● **WORK REQUEST**
Output all the records below, word for word.

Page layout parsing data
+---+
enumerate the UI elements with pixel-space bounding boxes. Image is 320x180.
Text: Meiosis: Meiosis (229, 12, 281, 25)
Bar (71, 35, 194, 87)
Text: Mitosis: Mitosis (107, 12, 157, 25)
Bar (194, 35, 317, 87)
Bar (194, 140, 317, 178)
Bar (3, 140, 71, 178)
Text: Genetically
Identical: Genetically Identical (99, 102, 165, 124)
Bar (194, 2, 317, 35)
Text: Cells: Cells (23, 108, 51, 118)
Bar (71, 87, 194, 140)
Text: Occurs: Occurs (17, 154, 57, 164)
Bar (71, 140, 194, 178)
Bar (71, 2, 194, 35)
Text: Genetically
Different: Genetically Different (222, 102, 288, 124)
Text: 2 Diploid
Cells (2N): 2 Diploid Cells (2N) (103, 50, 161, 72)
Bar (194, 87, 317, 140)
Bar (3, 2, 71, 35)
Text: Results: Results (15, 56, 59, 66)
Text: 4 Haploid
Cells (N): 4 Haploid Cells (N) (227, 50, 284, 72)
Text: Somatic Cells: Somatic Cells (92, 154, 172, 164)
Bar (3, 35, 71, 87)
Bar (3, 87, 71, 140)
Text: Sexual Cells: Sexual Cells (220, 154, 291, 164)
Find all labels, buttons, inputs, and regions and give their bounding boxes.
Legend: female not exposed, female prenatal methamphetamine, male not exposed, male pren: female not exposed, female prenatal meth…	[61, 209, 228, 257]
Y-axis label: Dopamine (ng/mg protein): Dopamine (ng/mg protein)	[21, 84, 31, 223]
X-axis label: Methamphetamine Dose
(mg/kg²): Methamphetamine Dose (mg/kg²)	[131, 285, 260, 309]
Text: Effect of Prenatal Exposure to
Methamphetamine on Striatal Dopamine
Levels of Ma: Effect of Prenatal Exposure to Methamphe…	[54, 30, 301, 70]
+---+
● **RESPONSE AREA**
enumerate the UI elements with pixel-space bounding boxes. Image is 320x180.
Text: Meiosis: Meiosis (229, 12, 281, 25)
Bar (71, 35, 194, 87)
Text: Mitosis: Mitosis (107, 12, 157, 25)
Bar (194, 35, 317, 87)
Bar (194, 140, 317, 178)
Bar (3, 140, 71, 178)
Text: Genetically
Identical: Genetically Identical (99, 102, 165, 124)
Bar (194, 2, 317, 35)
Text: Cells: Cells (23, 108, 51, 118)
Bar (71, 87, 194, 140)
Text: Occurs: Occurs (17, 154, 57, 164)
Bar (71, 140, 194, 178)
Bar (71, 2, 194, 35)
Text: Genetically
Different: Genetically Different (222, 102, 288, 124)
Text: 2 Diploid
Cells (2N): 2 Diploid Cells (2N) (103, 50, 161, 72)
Bar (194, 87, 317, 140)
Bar (3, 2, 71, 35)
Text: Results: Results (15, 56, 59, 66)
Text: 4 Haploid
Cells (N): 4 Haploid Cells (N) (227, 50, 284, 72)
Text: Somatic Cells: Somatic Cells (92, 154, 172, 164)
Bar (3, 35, 71, 87)
Bar (3, 87, 71, 140)
Text: Sexual Cells: Sexual Cells (220, 154, 291, 164)
Find all labels, buttons, inputs, and regions and give their bounding boxes.
Legend: female not exposed, female prenatal methamphetamine, male not exposed, male pren: female not exposed, female prenatal meth…	[61, 209, 228, 257]
Y-axis label: Dopamine (ng/mg protein): Dopamine (ng/mg protein)	[21, 84, 31, 223]
X-axis label: Methamphetamine Dose
(mg/kg²): Methamphetamine Dose (mg/kg²)	[131, 285, 260, 309]
Text: Effect of Prenatal Exposure to
Methamphetamine on Striatal Dopamine
Levels of Ma: Effect of Prenatal Exposure to Methamphe…	[54, 30, 301, 70]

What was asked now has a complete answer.